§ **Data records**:
━━━━━━━━━━━━━━━━
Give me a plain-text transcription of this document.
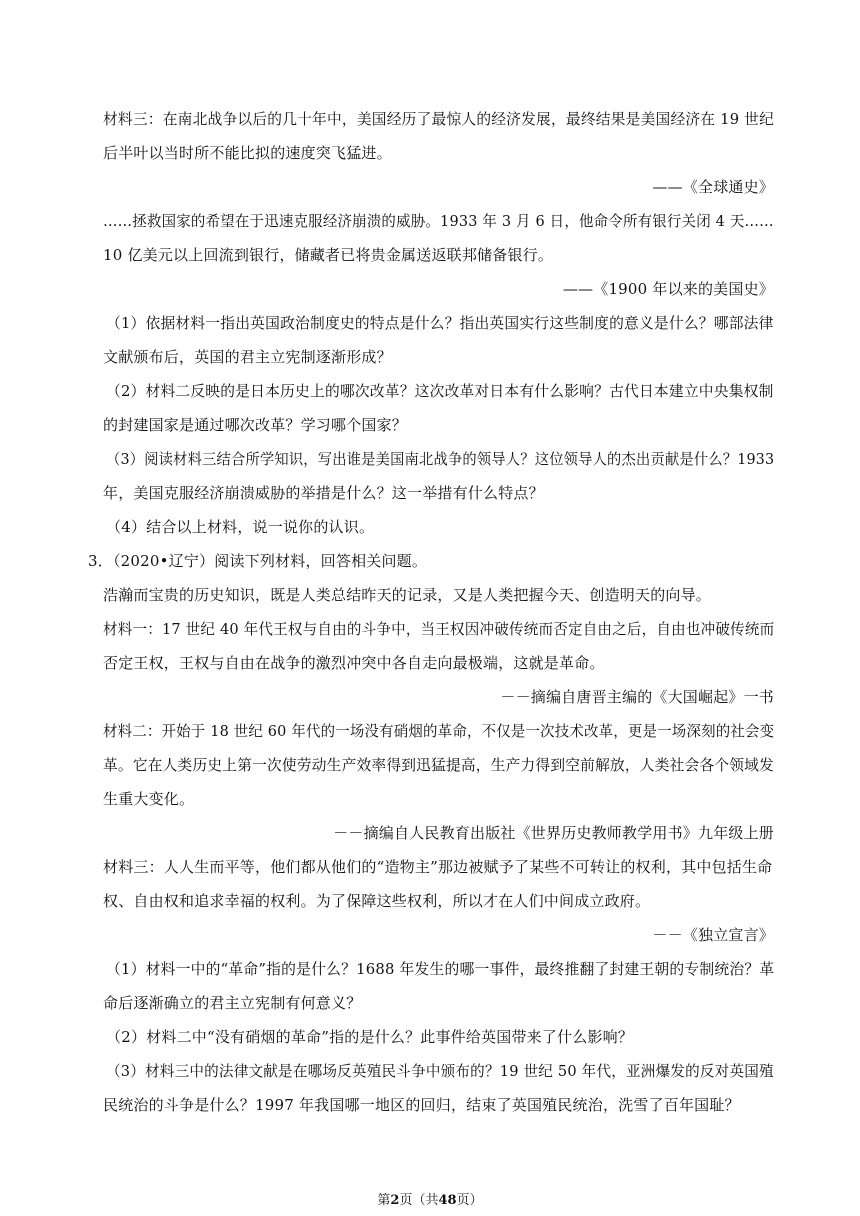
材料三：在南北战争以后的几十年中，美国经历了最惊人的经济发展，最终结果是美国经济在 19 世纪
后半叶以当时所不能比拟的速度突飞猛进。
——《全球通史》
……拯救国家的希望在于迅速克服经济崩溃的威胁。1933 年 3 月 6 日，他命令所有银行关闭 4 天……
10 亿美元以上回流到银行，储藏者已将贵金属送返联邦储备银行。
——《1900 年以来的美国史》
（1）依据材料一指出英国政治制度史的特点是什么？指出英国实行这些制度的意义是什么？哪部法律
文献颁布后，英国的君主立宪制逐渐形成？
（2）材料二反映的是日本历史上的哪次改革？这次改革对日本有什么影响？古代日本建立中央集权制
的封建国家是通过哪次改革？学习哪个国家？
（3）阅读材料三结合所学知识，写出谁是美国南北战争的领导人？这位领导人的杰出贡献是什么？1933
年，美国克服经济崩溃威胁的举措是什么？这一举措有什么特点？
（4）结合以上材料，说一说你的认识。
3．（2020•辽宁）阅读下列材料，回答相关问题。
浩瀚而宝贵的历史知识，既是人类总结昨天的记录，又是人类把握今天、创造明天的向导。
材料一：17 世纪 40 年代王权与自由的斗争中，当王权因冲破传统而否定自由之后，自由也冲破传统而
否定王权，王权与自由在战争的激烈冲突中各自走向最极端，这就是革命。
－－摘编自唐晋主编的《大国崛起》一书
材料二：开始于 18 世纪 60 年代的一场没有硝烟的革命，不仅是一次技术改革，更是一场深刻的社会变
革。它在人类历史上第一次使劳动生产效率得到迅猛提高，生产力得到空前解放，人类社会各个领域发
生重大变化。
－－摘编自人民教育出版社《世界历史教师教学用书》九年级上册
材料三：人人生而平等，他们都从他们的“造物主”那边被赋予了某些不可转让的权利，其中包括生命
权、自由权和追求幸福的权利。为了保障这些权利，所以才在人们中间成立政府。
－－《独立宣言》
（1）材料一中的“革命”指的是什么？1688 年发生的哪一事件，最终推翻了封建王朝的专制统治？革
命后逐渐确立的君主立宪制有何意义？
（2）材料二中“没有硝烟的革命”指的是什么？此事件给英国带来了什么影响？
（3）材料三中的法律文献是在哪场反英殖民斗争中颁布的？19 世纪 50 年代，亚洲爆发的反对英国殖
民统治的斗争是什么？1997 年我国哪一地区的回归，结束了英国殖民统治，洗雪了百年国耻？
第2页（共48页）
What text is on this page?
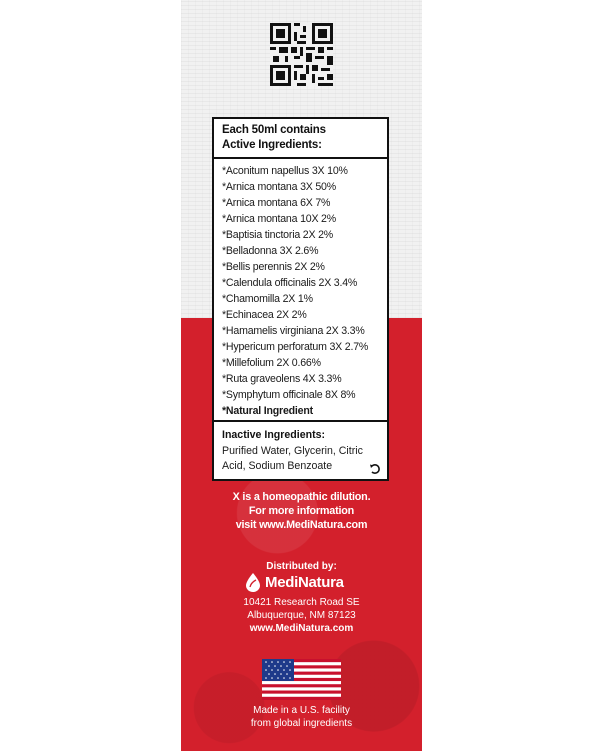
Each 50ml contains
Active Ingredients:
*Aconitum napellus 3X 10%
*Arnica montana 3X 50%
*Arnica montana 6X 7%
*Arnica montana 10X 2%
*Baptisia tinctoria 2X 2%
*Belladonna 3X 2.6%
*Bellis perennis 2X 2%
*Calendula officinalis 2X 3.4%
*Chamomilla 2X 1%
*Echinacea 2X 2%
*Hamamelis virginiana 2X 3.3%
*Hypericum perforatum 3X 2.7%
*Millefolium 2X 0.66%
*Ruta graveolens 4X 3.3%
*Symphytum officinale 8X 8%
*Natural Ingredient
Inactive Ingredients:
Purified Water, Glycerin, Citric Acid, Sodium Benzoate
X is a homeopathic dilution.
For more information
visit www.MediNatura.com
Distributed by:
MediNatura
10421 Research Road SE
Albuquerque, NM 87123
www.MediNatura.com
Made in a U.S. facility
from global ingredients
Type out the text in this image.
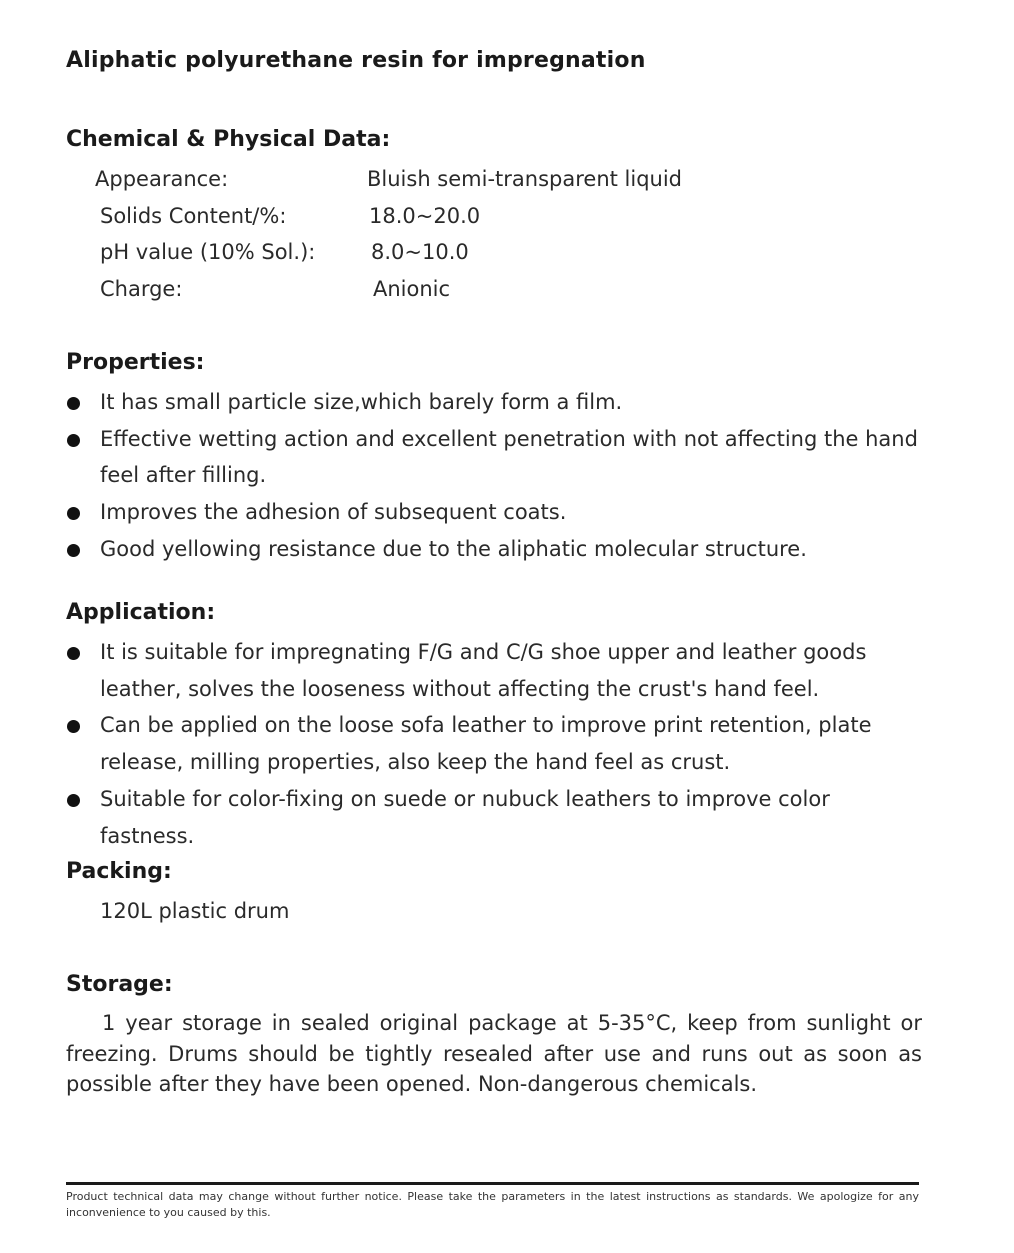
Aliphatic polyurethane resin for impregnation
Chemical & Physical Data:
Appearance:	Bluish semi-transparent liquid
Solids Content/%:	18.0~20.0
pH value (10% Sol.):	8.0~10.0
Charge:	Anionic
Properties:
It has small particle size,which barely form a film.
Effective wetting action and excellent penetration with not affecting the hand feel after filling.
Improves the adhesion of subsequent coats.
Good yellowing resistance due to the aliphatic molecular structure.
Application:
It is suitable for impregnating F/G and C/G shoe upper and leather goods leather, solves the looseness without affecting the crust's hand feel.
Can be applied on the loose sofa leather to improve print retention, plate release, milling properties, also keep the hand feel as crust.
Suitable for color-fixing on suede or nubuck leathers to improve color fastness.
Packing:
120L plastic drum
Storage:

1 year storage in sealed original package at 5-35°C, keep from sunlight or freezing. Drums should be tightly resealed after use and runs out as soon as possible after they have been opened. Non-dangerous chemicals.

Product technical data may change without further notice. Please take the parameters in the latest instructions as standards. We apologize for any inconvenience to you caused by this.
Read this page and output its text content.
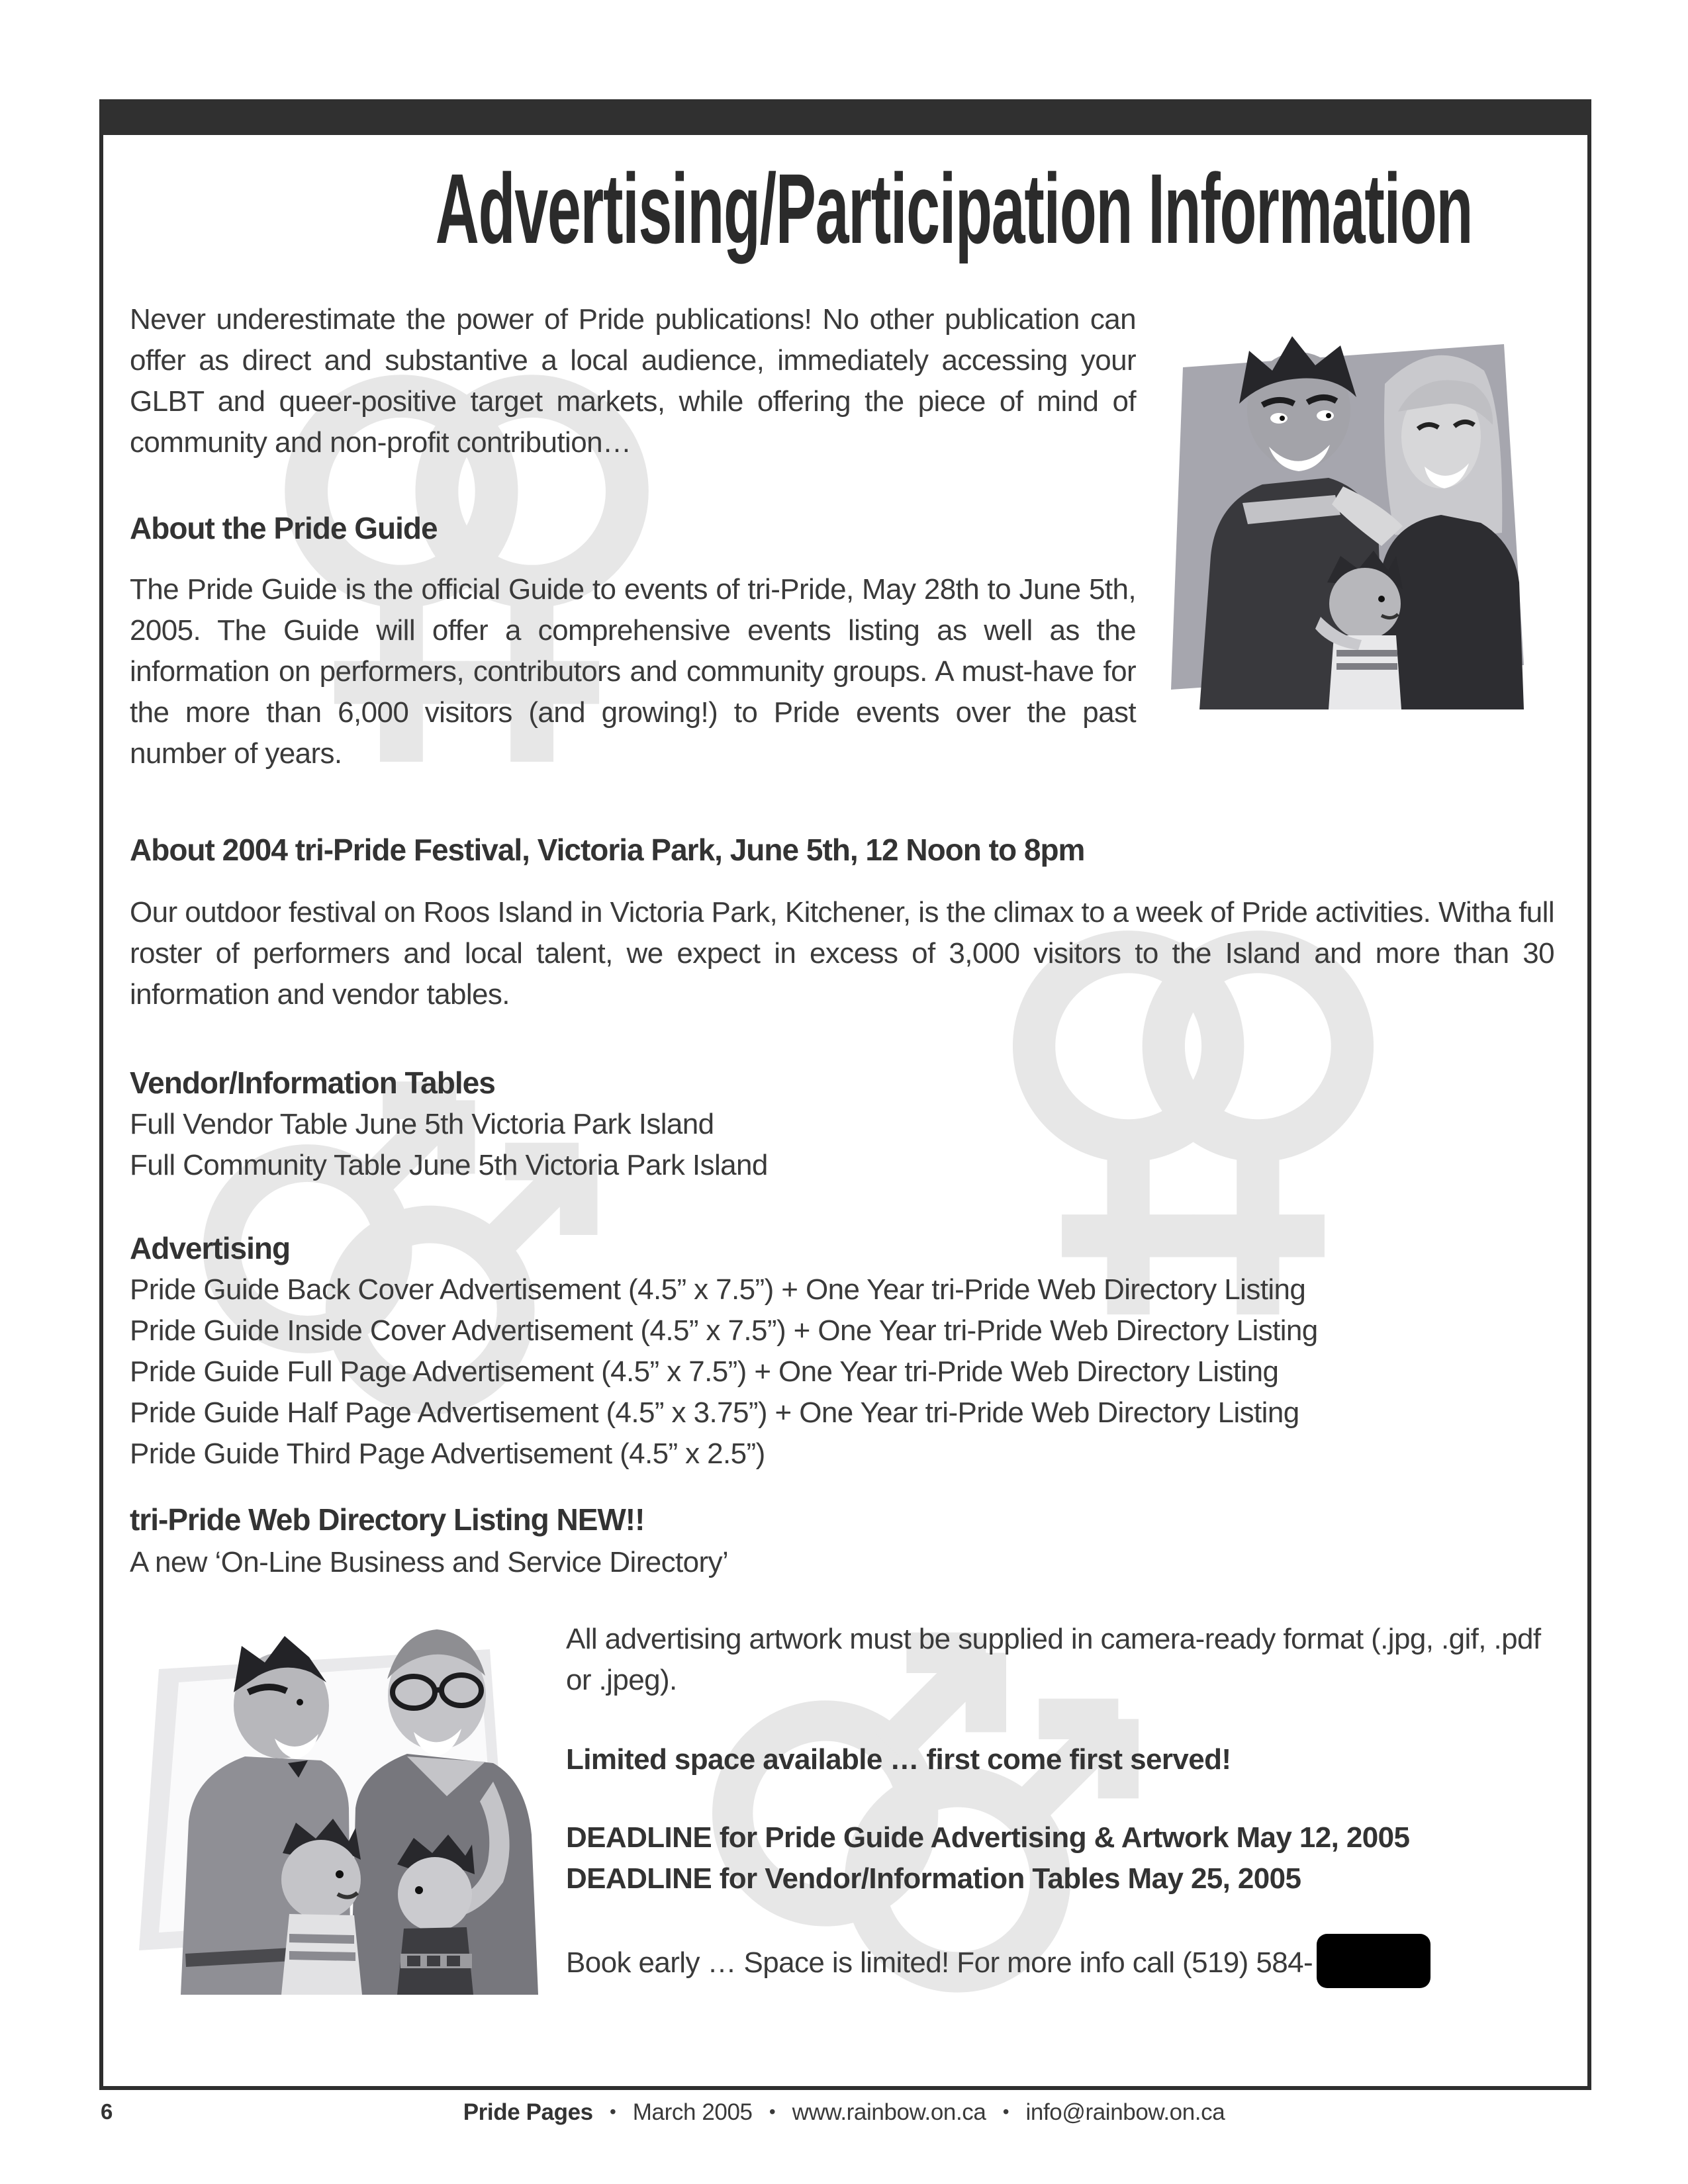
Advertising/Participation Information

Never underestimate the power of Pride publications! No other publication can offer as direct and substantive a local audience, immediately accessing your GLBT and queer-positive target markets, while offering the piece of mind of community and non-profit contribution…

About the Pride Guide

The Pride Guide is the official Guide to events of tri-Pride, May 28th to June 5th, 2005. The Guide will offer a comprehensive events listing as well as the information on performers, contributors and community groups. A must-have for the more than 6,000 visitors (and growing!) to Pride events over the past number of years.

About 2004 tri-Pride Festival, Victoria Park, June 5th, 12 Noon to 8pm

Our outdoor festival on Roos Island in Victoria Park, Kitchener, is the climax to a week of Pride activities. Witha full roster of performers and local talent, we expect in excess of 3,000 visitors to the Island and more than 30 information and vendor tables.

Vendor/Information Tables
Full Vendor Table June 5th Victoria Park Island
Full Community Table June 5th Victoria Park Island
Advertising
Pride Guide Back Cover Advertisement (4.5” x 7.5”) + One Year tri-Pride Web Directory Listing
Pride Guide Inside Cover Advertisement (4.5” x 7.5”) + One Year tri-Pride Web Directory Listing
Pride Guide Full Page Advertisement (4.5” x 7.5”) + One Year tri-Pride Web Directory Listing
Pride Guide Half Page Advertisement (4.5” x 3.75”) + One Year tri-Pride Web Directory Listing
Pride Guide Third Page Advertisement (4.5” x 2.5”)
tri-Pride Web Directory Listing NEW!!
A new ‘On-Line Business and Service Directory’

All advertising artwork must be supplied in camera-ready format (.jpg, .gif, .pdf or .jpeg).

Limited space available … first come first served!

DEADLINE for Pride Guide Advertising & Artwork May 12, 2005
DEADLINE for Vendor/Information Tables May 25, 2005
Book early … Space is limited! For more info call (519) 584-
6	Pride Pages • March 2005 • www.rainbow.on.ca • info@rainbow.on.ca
━━━━━━━━━━━━━━━━
§ **EXERCISE INSTRUCTIONS**: How many lines in the records hold the string "Arnica"? Reply with the number alone.

§ **THE OUTPUT**: 3